BEGIN Selected extract

Your support for our advertisers helps cover the cost of hosting, research, and maintenance of this FAQ

The XML FAQ — Frequently-Asked Questions about the Extensible Markup Language

Section 4: Developers

Q 4.20: I've already got SGML DTDs: how do I convert them for use with XML?

Edit by hand or use software like Near+Far Designer.

There are numerous projects to convert common or popular SGML DTDs to XML format (for example, both the TEI DTD (Lite and full versions) and the DocBook DTD are available in both SGML and XML, in Schema and DTD formats).

Seán McGrath writes:

To convert SGML DTDs to XML:

  1. No equivalent of the SGML Declaration. So keywords, character set etc are essentially fixed;

  2. Tag minimisation is not allowed, so <!ELEMENT x - O (A,B)> becomes <!ELEMENT X (A,B)> and <!ELEMENT x - O EMPTY> becomes <!ELEMENT X EMPTY>;

  3. #PCDATA must only occur at the extreme left (ie first) in an OR model, eg <!ELEMENT x - - (A|B|#PCDATA|C)> (in SGML) becomes <!ELEMENT x (#PCDATA|A|B|C)*>, and <!ELEMENT x (A,#PCDATA)> is illegal;

  4. No CDATA, RCDATA elements [declared content];

  5. Some SGML attribute types are not allowed in XML eg NUTOKEN;

  6. Some SGML attribute defaults are not allowed in XML eg CONREF and CURRENT;

  7. Comments cannot be inline to declarations like

    <!ELEMENT x - - (A,B) -- an SGML comment in a declaration -->
    		  
  8. A whole bunch of SGML optional features are not present in XML: all forms of tag minimisation (OMITTAG, DATATAG, SHORTREF, etc); Link Process Definitions; Multiple DTDs per document; and many more: see http://www.w3.org/TR/NOTE-sgml-xml-971215 for the list of bits of SGML that were removed for XML;

  9. And [nearly] last but not least, no CONCUR!

  10. There are some important differences between the internal and external subset portion of a DTD in XML: Marked Sections can only occur in the external subset; and Parameter Entities must be used to replace entire declarations in the internal subset portion of a DTD, eg the following is invalid XML:

     
    <!DOCTYPE x [ 
    <!ENTITY % modelx "(A|B)*"> 
    <!ELEMENT x %modelx;> 
    ]> 
    <x></x>
    		

For more information, see McGrath (1998).

END Selected extract

§ Stated exercise a:
In the FAQ entry on converting SGML DTDs to XML, why are keywords and the character set essentially fixed in XML? Answer in one to three sentences.
The FAQ entry above and the listing after it have no connection to each other.

BEGIN Data to process

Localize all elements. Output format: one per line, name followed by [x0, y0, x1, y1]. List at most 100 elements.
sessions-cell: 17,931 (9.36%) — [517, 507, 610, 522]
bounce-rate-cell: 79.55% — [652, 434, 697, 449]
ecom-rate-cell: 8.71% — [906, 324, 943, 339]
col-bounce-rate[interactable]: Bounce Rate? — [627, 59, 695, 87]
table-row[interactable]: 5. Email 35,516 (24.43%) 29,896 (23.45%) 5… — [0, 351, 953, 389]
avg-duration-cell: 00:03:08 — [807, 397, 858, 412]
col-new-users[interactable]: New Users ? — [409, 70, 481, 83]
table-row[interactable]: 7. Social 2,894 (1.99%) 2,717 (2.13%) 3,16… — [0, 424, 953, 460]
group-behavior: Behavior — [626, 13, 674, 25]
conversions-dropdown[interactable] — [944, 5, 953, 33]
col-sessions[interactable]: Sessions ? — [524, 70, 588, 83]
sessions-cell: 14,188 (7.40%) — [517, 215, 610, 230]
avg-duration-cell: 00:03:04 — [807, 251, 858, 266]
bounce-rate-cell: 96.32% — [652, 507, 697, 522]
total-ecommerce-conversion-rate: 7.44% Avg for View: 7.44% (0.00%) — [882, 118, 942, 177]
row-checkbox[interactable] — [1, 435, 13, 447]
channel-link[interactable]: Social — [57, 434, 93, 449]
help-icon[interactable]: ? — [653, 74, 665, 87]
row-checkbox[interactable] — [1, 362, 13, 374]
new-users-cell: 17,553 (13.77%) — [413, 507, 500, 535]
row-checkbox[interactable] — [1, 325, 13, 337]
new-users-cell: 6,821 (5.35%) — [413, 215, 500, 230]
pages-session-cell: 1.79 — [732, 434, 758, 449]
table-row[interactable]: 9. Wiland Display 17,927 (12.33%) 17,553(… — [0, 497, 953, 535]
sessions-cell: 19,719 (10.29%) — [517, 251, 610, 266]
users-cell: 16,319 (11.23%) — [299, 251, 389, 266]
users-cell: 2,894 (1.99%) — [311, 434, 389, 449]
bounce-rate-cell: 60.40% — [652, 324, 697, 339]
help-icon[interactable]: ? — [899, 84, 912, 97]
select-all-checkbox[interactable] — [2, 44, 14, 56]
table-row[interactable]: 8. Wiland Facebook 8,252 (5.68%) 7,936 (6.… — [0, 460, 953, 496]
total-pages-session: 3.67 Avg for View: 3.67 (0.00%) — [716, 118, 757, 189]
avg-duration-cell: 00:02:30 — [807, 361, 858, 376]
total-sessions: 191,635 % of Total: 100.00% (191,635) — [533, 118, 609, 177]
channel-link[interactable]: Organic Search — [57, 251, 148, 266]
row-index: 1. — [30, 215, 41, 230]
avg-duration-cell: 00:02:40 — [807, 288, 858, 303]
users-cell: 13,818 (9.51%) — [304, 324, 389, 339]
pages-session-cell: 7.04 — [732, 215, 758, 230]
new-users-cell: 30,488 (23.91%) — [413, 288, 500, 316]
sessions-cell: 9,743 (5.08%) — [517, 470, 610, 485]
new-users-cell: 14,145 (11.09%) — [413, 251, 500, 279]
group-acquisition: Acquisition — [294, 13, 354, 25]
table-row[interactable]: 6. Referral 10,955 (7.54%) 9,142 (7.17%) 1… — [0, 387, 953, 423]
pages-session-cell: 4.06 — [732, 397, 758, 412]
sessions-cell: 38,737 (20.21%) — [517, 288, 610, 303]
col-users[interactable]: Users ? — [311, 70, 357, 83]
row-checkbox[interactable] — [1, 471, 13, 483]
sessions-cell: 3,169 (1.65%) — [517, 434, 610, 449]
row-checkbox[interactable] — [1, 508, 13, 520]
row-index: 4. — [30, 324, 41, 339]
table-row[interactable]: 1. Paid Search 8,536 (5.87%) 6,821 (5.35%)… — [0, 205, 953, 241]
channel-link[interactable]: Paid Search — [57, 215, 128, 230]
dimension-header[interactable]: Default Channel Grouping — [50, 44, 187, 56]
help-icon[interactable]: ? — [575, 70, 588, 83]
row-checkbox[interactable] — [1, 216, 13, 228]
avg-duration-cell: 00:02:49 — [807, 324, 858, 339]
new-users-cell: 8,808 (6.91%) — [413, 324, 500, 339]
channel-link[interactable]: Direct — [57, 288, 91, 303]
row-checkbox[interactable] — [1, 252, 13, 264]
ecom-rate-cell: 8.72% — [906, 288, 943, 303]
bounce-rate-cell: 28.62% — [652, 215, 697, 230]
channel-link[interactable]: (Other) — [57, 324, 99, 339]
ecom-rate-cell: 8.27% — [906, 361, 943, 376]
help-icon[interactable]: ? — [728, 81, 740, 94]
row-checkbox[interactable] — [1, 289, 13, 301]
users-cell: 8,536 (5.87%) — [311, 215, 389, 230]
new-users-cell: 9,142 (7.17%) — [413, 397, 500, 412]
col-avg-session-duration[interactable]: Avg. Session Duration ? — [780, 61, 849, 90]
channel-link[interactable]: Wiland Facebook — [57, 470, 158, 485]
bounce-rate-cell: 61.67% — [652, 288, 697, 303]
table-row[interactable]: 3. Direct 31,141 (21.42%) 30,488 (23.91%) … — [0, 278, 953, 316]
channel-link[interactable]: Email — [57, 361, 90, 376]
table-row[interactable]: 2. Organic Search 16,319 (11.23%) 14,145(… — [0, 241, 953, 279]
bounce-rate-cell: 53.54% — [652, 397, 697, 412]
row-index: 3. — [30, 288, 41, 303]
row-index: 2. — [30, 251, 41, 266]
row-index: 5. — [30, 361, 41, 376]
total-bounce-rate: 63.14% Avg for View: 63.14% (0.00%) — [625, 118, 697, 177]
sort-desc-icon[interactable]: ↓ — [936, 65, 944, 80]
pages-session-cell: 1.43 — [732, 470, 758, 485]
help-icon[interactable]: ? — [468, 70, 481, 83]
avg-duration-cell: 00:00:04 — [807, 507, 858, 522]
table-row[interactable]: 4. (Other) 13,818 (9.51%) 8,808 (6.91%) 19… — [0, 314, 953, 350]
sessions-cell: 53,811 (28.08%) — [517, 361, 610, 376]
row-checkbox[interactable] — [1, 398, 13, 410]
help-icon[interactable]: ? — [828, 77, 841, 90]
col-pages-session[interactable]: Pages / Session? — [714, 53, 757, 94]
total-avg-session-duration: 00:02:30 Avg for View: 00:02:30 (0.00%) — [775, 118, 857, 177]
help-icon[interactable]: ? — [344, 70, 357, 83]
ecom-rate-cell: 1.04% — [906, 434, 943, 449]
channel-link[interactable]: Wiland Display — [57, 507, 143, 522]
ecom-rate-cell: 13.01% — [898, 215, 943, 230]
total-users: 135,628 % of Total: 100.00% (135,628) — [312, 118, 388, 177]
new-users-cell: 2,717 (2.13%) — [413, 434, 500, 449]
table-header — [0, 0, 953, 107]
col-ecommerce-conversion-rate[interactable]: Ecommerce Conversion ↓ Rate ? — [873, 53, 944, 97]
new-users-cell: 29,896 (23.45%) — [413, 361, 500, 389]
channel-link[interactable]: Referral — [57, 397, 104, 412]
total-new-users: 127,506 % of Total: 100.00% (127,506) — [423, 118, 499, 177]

END Data to process

§ Stated exercise b:
Transcribe the listing from its very first line through the line that contains "table-row[interactable]: 5. Email", including that line.

§ Expected output a:
XML has no equivalent of the SGML Declaration, so keywords, the character set and similar settings are essentially fixed.

§ Expected output b:
Localize all elements. Output format: one per line, name followed by [x0, y0, x1, y1]. List at most 100 elements.
sessions-cell: 17,931 (9.36%) — [517, 507, 610, 522]
bounce-rate-cell: 79.55% — [652, 434, 697, 449]
ecom-rate-cell: 8.71% — [906, 324, 943, 339]
col-bounce-rate[interactable]: Bounce Rate? — [627, 59, 695, 87]
table-row[interactable]: 5. Email 35,516 (24.43%) 29,896 (23.45%) 5… — [0, 351, 953, 389]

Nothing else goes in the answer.